The exercise:
Give the number of lines in this listing that contain "icon", with no other words.

################

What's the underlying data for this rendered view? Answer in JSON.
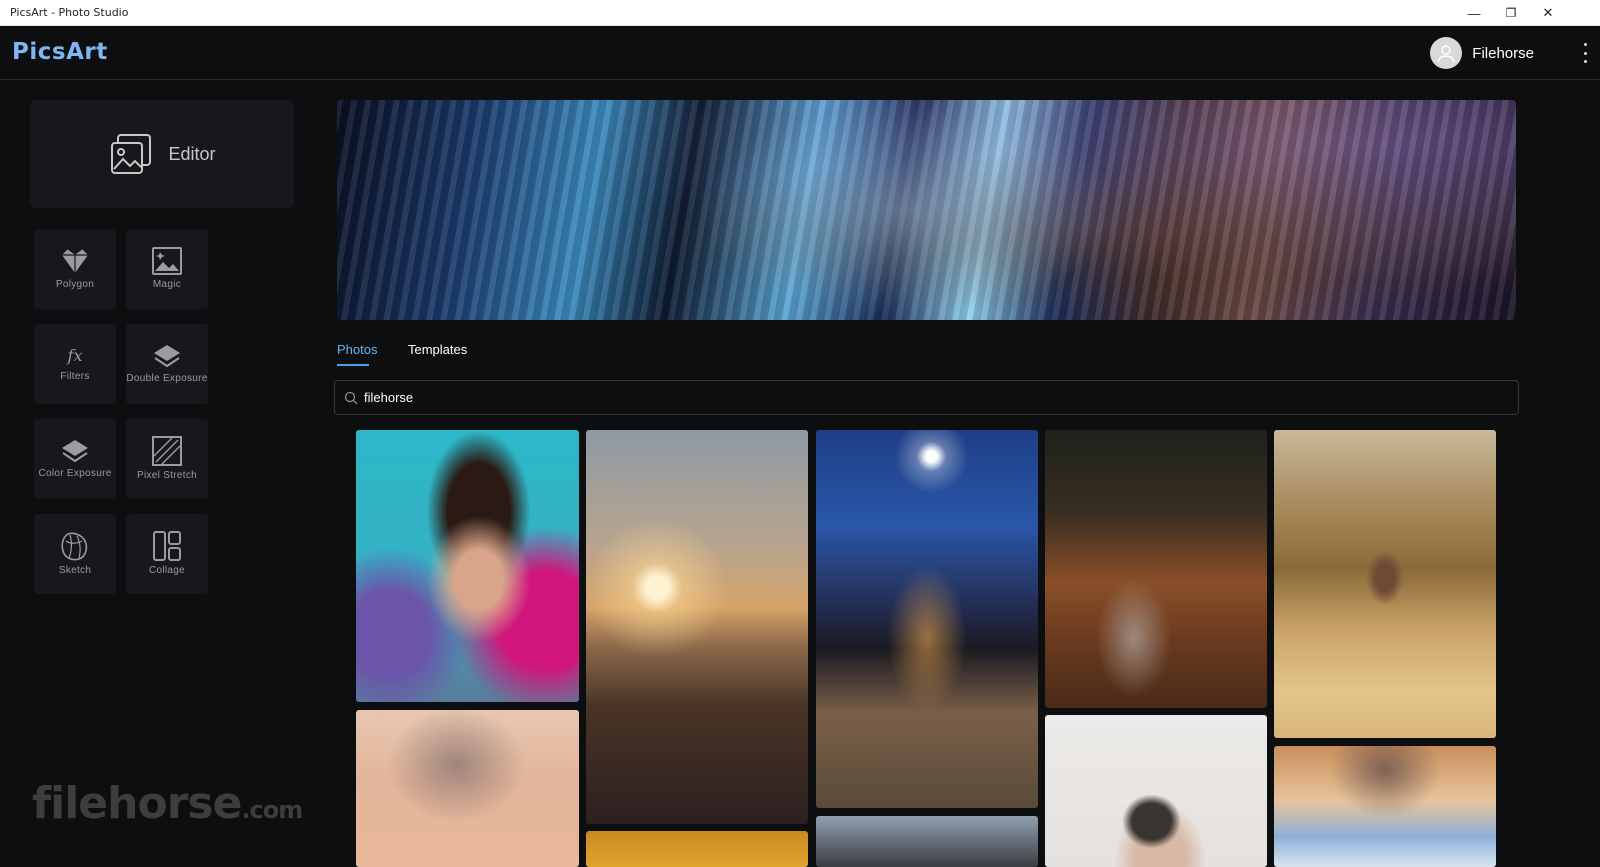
{
  "window": {
    "title": "PicsArt - Photo Studio",
    "minimize": "—",
    "restore": "❐",
    "close": "✕"
  },
  "header": {
    "logo": "PicsArt",
    "username": "Filehorse"
  },
  "sidebar": {
    "editor_label": "Editor",
    "tools": [
      {
        "label": "Polygon",
        "icon": "polygon-icon"
      },
      {
        "label": "Magic",
        "icon": "magic-icon"
      },
      {
        "label": "Filters",
        "icon": "fx-icon"
      },
      {
        "label": "Double Exposure",
        "icon": "layers-icon"
      },
      {
        "label": "Color Exposure",
        "icon": "layers-icon"
      },
      {
        "label": "Pixel Stretch",
        "icon": "pixel-stretch-icon"
      },
      {
        "label": "Sketch",
        "icon": "sketch-icon"
      },
      {
        "label": "Collage",
        "icon": "collage-icon"
      }
    ]
  },
  "main": {
    "tabs": [
      {
        "label": "Photos",
        "active": true
      },
      {
        "label": "Templates",
        "active": false
      }
    ],
    "search": {
      "value": "filehorse"
    }
  },
  "watermark": {
    "text": "filehorse",
    "suffix": ".com"
  },
  "colors": {
    "accent": "#4a9ff0",
    "logo": "#7fb6f2",
    "background": "#0d0e10",
    "card": "#16181b"
  }
}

################

Expected output:
8